───── MATERIAL FOR THIS EXERCISE ─────

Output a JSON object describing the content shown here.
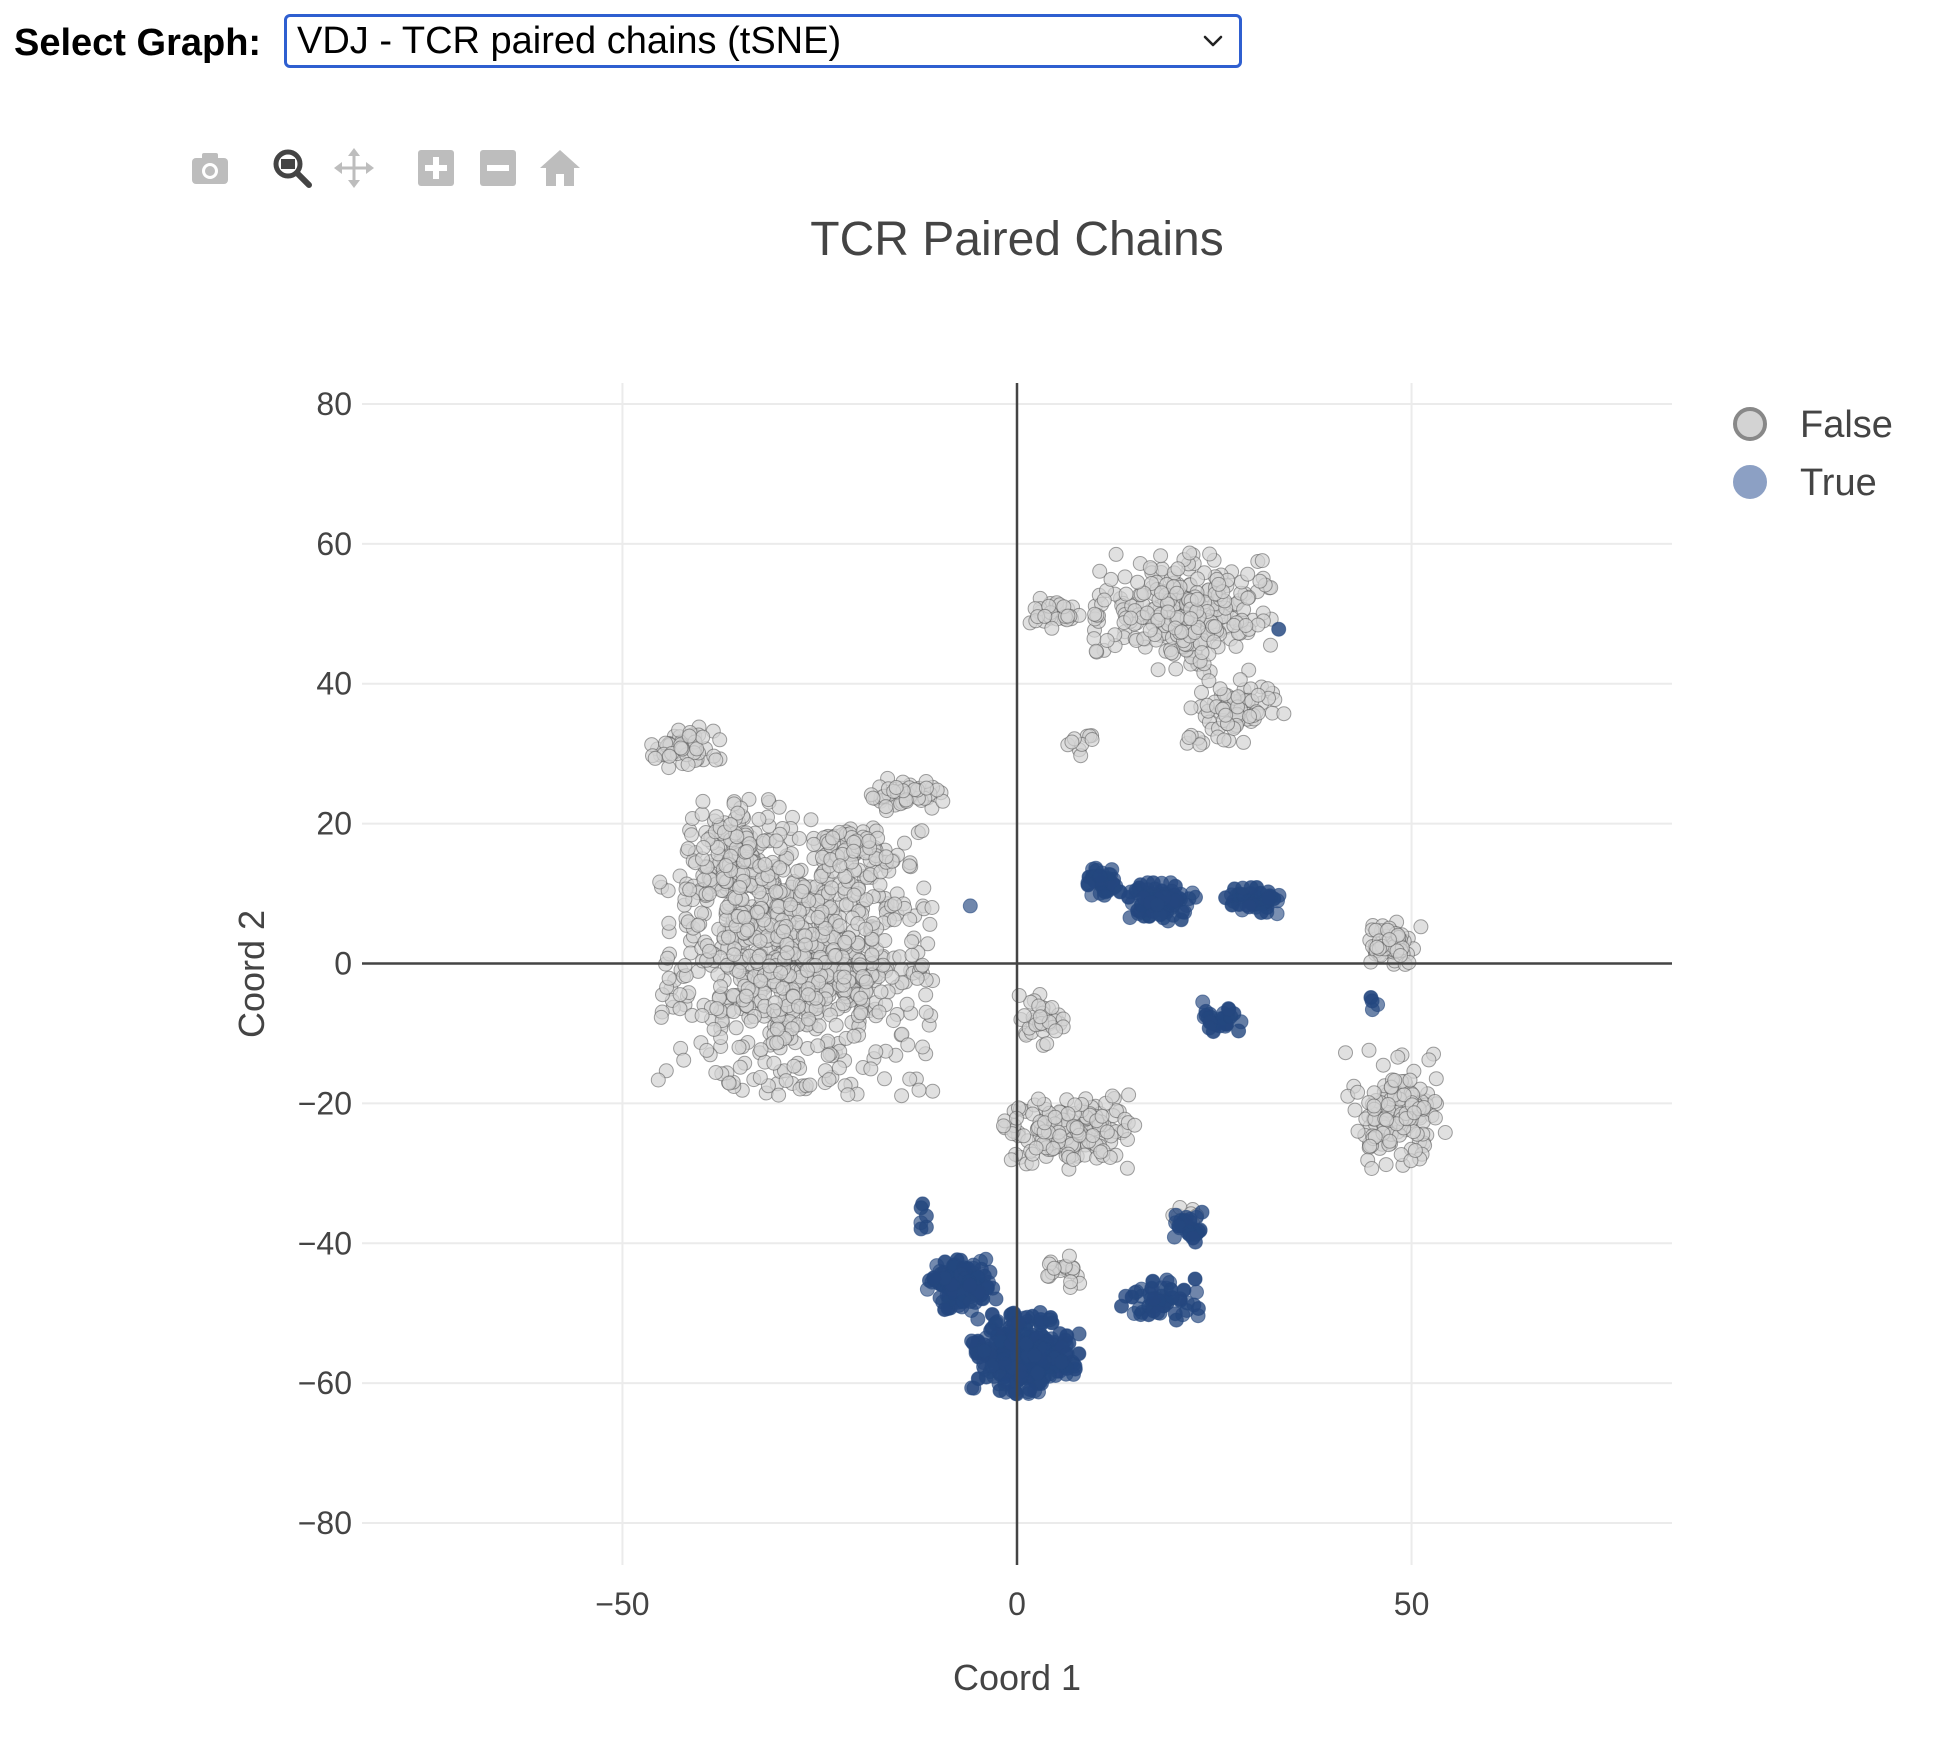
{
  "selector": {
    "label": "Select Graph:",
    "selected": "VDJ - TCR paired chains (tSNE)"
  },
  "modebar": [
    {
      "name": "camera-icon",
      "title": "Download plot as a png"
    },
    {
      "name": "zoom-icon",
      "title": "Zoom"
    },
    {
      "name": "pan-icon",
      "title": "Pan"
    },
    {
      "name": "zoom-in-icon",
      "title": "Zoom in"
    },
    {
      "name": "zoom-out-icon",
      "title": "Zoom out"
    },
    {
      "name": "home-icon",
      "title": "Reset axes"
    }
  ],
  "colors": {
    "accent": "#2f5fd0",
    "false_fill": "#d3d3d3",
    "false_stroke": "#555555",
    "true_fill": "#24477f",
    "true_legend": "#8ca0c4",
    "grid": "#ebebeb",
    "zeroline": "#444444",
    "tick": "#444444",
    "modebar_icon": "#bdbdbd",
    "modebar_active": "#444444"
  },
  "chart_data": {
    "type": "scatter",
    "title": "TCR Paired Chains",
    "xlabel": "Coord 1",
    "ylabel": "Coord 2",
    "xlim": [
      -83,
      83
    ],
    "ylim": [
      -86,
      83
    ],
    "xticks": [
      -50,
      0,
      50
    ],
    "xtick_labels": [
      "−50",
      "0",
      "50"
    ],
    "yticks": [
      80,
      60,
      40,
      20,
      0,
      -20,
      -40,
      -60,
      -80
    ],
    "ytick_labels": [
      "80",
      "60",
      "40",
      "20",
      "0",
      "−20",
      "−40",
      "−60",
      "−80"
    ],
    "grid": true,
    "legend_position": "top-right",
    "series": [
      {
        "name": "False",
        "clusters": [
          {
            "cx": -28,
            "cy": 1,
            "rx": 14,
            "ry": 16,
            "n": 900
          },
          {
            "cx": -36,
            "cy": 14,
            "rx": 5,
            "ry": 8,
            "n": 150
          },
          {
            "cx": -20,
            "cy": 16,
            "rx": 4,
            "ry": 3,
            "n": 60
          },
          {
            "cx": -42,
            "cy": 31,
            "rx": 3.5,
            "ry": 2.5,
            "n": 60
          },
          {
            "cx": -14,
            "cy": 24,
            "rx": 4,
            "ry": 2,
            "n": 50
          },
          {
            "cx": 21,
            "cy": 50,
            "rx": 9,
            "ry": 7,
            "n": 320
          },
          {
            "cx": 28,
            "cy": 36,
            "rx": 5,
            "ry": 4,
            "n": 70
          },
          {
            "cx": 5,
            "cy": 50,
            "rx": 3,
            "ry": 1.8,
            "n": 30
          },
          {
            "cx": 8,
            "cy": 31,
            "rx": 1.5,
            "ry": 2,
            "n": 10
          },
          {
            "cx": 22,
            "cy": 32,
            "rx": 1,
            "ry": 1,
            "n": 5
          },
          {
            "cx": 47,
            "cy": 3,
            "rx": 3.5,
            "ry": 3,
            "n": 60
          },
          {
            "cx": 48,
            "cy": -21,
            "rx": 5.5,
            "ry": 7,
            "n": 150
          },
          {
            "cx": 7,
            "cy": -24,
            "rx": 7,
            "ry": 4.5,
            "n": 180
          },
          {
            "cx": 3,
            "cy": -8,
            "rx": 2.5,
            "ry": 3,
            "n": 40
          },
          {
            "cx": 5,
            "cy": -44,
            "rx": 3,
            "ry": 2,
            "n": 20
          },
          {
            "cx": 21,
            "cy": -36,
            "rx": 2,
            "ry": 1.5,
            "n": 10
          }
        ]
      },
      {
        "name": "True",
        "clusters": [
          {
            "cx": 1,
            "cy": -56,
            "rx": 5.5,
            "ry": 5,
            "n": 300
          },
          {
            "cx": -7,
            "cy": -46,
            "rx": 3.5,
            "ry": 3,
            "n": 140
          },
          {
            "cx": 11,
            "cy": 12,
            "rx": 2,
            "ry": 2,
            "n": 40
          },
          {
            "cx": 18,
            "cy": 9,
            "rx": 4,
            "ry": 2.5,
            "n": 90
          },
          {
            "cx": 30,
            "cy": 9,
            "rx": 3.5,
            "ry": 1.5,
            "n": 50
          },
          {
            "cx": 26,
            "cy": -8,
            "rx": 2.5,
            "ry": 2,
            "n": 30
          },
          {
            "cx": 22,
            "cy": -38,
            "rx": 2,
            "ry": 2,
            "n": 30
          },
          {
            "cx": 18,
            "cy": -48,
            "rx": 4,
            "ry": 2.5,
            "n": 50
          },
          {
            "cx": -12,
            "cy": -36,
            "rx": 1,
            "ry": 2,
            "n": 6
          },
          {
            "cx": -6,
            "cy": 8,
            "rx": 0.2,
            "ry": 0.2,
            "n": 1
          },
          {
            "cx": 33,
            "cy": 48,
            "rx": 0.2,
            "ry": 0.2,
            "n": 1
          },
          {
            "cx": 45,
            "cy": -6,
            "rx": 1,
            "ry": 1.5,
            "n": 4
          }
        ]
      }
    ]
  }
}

─────

Reproduce the full material exactly, excluding the pictures.

▶ EXPECTED OUTPUT
Output a JSON object describing the content shown here.
{
  "selector": {
    "label": "Select Graph:",
    "selected": "VDJ - TCR paired chains (tSNE)"
  },
  "modebar": [
    {
      "name": "camera-icon",
      "title": "Download plot as a png"
    },
    {
      "name": "zoom-icon",
      "title": "Zoom"
    },
    {
      "name": "pan-icon",
      "title": "Pan"
    },
    {
      "name": "zoom-in-icon",
      "title": "Zoom in"
    },
    {
      "name": "zoom-out-icon",
      "title": "Zoom out"
    },
    {
      "name": "home-icon",
      "title": "Reset axes"
    }
  ],
  "colors": {
    "accent": "#2f5fd0",
    "false_fill": "#d3d3d3",
    "false_stroke": "#555555",
    "true_fill": "#24477f",
    "true_legend": "#8ca0c4",
    "grid": "#ebebeb",
    "zeroline": "#444444",
    "tick": "#444444",
    "modebar_icon": "#bdbdbd",
    "modebar_active": "#444444"
  },
  "chart_data": {
    "type": "scatter",
    "title": "TCR Paired Chains",
    "xlabel": "Coord 1",
    "ylabel": "Coord 2",
    "xlim": [
      -83,
      83
    ],
    "ylim": [
      -86,
      83
    ],
    "xticks": [
      -50,
      0,
      50
    ],
    "xtick_labels": [
      "−50",
      "0",
      "50"
    ],
    "yticks": [
      80,
      60,
      40,
      20,
      0,
      -20,
      -40,
      -60,
      -80
    ],
    "ytick_labels": [
      "80",
      "60",
      "40",
      "20",
      "0",
      "−20",
      "−40",
      "−60",
      "−80"
    ],
    "grid": true,
    "legend_position": "top-right",
    "series": [
      {
        "name": "False",
        "clusters": [
          {
            "cx": -28,
            "cy": 1,
            "rx": 14,
            "ry": 16,
            "n": 900
          },
          {
            "cx": -36,
            "cy": 14,
            "rx": 5,
            "ry": 8,
            "n": 150
          },
          {
            "cx": -20,
            "cy": 16,
            "rx": 4,
            "ry": 3,
            "n": 60
          },
          {
            "cx": -42,
            "cy": 31,
            "rx": 3.5,
            "ry": 2.5,
            "n": 60
          },
          {
            "cx": -14,
            "cy": 24,
            "rx": 4,
            "ry": 2,
            "n": 50
          },
          {
            "cx": 21,
            "cy": 50,
            "rx": 9,
            "ry": 7,
            "n": 320
          },
          {
            "cx": 28,
            "cy": 36,
            "rx": 5,
            "ry": 4,
            "n": 70
          },
          {
            "cx": 5,
            "cy": 50,
            "rx": 3,
            "ry": 1.8,
            "n": 30
          },
          {
            "cx": 8,
            "cy": 31,
            "rx": 1.5,
            "ry": 2,
            "n": 10
          },
          {
            "cx": 22,
            "cy": 32,
            "rx": 1,
            "ry": 1,
            "n": 5
          },
          {
            "cx": 47,
            "cy": 3,
            "rx": 3.5,
            "ry": 3,
            "n": 60
          },
          {
            "cx": 48,
            "cy": -21,
            "rx": 5.5,
            "ry": 7,
            "n": 150
          },
          {
            "cx": 7,
            "cy": -24,
            "rx": 7,
            "ry": 4.5,
            "n": 180
          },
          {
            "cx": 3,
            "cy": -8,
            "rx": 2.5,
            "ry": 3,
            "n": 40
          },
          {
            "cx": 5,
            "cy": -44,
            "rx": 3,
            "ry": 2,
            "n": 20
          },
          {
            "cx": 21,
            "cy": -36,
            "rx": 2,
            "ry": 1.5,
            "n": 10
          }
        ]
      },
      {
        "name": "True",
        "clusters": [
          {
            "cx": 1,
            "cy": -56,
            "rx": 5.5,
            "ry": 5,
            "n": 300
          },
          {
            "cx": -7,
            "cy": -46,
            "rx": 3.5,
            "ry": 3,
            "n": 140
          },
          {
            "cx": 11,
            "cy": 12,
            "rx": 2,
            "ry": 2,
            "n": 40
          },
          {
            "cx": 18,
            "cy": 9,
            "rx": 4,
            "ry": 2.5,
            "n": 90
          },
          {
            "cx": 30,
            "cy": 9,
            "rx": 3.5,
            "ry": 1.5,
            "n": 50
          },
          {
            "cx": 26,
            "cy": -8,
            "rx": 2.5,
            "ry": 2,
            "n": 30
          },
          {
            "cx": 22,
            "cy": -38,
            "rx": 2,
            "ry": 2,
            "n": 30
          },
          {
            "cx": 18,
            "cy": -48,
            "rx": 4,
            "ry": 2.5,
            "n": 50
          },
          {
            "cx": -12,
            "cy": -36,
            "rx": 1,
            "ry": 2,
            "n": 6
          },
          {
            "cx": -6,
            "cy": 8,
            "rx": 0.2,
            "ry": 0.2,
            "n": 1
          },
          {
            "cx": 33,
            "cy": 48,
            "rx": 0.2,
            "ry": 0.2,
            "n": 1
          },
          {
            "cx": 45,
            "cy": -6,
            "rx": 1,
            "ry": 1.5,
            "n": 4
          }
        ]
      }
    ]
  }
}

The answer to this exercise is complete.